* **Stated exercise**
Pull out every line with the word "this".

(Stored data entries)
_ _ _ _ _
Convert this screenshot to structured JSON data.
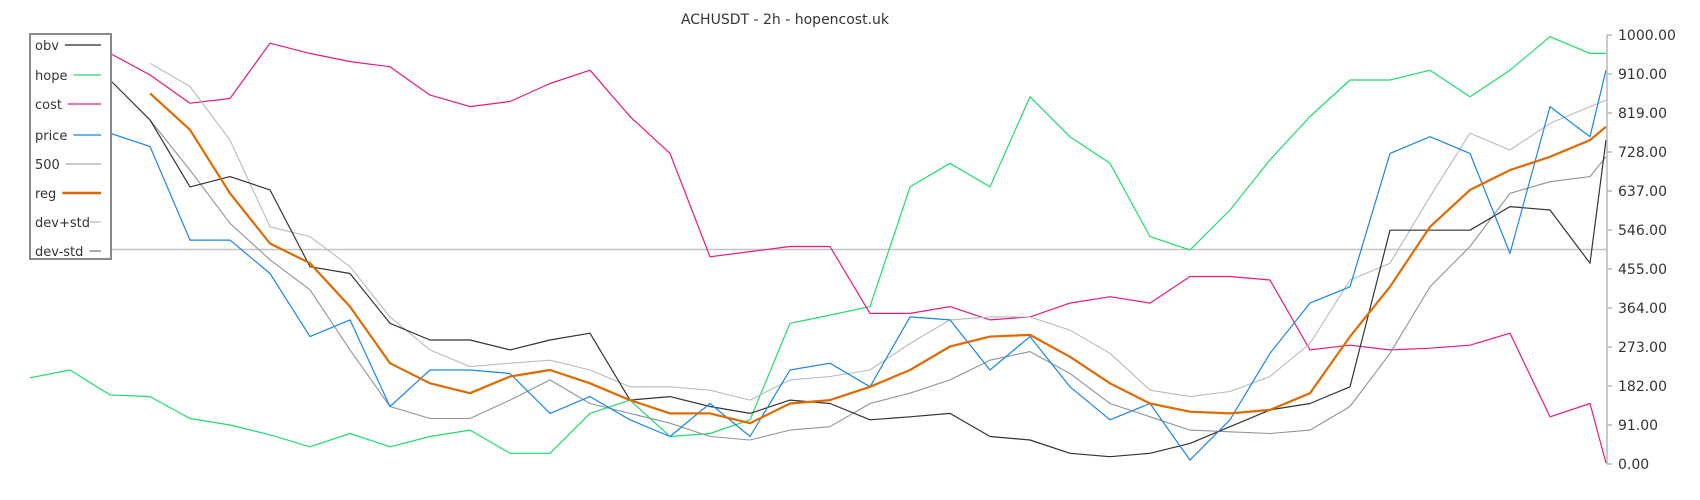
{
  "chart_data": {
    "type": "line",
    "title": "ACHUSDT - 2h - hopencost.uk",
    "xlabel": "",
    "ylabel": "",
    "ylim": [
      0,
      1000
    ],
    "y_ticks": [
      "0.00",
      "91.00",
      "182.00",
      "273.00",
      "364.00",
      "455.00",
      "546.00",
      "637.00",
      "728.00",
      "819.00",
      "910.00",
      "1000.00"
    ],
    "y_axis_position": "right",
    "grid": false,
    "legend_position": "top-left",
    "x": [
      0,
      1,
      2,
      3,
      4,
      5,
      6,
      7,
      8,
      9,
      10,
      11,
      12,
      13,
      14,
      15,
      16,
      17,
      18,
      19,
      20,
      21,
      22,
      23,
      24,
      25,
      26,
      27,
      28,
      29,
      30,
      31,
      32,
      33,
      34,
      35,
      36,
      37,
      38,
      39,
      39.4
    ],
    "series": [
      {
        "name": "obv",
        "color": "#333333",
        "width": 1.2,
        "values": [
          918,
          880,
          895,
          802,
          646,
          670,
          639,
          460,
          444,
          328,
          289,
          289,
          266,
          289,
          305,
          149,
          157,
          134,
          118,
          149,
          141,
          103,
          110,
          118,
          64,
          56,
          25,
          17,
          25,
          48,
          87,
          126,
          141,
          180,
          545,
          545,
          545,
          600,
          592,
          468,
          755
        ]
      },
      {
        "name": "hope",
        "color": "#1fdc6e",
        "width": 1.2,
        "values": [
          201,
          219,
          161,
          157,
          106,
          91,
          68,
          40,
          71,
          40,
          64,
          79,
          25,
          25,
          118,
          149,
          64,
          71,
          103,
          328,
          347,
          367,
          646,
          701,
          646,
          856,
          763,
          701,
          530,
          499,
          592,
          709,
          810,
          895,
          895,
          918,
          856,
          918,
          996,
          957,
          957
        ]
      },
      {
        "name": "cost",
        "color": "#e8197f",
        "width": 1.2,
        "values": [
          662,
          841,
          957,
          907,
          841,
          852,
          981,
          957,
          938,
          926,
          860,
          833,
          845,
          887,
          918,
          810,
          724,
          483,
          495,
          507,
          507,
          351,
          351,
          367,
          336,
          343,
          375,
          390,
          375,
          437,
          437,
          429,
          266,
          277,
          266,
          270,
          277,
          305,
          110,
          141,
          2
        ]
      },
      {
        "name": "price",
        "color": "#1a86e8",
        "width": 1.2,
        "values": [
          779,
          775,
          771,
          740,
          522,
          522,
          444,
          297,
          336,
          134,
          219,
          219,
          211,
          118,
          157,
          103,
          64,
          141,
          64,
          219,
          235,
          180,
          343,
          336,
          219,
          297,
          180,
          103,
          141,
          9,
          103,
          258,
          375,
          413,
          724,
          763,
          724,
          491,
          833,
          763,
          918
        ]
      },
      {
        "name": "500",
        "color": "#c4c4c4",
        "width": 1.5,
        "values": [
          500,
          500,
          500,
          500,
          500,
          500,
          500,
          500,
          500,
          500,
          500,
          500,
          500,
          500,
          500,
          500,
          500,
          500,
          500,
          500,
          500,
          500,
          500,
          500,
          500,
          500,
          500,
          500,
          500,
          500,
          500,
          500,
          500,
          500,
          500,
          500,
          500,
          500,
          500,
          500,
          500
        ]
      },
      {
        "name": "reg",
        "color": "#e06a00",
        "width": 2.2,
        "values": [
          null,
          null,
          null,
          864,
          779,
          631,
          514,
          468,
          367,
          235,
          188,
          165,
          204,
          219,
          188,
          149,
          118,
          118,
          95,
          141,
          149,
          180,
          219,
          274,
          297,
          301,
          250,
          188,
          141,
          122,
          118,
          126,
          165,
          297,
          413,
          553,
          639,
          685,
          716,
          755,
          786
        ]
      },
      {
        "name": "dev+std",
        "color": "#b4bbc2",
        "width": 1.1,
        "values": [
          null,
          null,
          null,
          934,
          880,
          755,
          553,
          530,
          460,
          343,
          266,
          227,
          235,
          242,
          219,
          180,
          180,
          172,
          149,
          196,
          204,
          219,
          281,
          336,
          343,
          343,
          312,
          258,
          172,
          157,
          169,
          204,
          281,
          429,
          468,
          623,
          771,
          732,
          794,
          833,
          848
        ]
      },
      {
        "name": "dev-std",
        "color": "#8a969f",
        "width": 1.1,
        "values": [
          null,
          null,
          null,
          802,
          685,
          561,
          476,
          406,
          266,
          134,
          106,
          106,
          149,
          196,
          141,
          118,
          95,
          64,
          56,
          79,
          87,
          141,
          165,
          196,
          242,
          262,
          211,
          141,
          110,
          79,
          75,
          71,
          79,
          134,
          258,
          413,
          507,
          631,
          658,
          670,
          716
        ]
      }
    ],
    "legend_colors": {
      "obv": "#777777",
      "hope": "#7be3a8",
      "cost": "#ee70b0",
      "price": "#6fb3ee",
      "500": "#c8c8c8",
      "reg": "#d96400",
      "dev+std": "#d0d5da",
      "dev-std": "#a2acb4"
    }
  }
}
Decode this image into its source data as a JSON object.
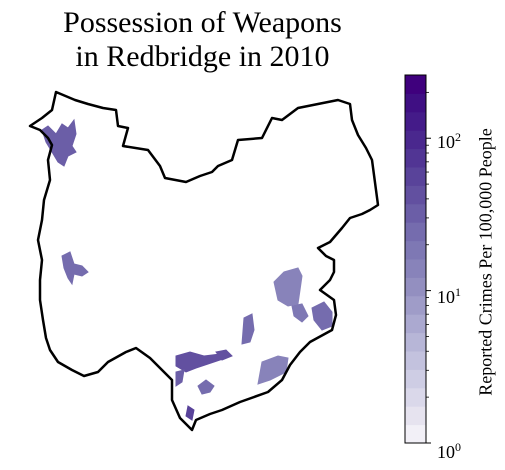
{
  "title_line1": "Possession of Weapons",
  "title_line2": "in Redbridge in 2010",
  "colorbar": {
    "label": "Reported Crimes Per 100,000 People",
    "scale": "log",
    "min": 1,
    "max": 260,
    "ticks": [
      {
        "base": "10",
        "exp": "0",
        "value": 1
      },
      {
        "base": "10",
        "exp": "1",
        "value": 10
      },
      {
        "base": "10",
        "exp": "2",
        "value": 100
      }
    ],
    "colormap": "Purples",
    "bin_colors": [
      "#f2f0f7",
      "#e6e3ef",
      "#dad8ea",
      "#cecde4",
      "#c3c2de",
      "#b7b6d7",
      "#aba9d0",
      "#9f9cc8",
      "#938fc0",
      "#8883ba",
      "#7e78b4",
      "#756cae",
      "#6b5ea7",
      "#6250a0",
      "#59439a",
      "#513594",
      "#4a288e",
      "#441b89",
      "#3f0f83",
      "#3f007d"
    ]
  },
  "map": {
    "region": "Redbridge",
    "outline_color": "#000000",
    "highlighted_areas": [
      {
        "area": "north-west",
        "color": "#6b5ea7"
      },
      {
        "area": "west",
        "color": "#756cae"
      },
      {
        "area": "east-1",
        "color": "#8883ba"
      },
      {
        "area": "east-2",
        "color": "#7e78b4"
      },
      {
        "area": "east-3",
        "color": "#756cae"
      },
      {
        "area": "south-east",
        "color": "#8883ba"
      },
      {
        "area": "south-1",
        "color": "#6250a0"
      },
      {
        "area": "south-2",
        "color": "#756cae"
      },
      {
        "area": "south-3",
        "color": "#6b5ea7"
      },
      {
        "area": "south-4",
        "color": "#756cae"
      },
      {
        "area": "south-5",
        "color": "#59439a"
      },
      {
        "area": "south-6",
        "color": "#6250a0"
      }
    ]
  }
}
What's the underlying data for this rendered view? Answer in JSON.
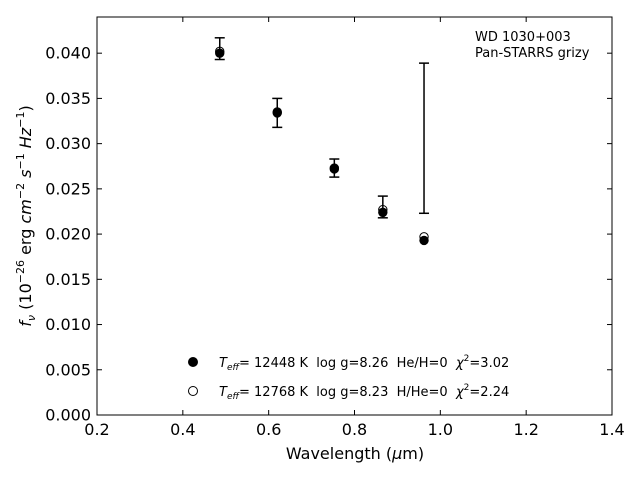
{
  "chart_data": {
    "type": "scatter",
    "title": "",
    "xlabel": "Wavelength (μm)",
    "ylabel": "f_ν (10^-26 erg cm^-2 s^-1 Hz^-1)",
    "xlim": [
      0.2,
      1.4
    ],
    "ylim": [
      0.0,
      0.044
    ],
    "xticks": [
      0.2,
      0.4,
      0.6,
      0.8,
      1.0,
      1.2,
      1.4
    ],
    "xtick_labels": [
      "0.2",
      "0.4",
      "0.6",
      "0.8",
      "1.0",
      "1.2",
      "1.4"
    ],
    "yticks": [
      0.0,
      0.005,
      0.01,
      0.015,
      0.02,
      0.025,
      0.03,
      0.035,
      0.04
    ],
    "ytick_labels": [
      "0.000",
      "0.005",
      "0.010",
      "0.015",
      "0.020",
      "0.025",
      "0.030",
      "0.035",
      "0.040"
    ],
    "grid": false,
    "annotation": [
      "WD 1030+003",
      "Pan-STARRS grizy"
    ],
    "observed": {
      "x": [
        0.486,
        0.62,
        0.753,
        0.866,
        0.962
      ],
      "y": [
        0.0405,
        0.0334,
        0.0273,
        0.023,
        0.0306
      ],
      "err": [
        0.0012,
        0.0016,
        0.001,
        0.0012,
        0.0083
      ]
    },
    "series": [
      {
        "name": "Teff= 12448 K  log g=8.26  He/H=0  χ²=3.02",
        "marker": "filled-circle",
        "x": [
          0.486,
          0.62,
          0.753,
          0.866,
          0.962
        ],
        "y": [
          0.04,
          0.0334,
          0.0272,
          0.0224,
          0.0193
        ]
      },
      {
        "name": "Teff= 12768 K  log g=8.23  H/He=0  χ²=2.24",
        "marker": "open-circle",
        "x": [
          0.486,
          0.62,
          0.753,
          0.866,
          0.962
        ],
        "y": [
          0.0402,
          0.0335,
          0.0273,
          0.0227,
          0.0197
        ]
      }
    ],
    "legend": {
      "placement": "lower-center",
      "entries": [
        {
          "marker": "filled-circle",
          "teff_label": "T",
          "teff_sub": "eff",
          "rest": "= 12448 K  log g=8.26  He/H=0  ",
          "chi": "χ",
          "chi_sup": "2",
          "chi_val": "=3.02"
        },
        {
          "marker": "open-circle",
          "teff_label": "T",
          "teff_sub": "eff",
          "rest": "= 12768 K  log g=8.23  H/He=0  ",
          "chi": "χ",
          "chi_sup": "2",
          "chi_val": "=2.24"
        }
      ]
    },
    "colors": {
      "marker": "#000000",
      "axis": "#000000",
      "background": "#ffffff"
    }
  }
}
_ _ _ _ _
* **Answer to the problem**
Convert this screenshot to structured JSON data.
Decode this image into its source data as a JSON object.
What's the underlying data for this rendered view? Answer in JSON.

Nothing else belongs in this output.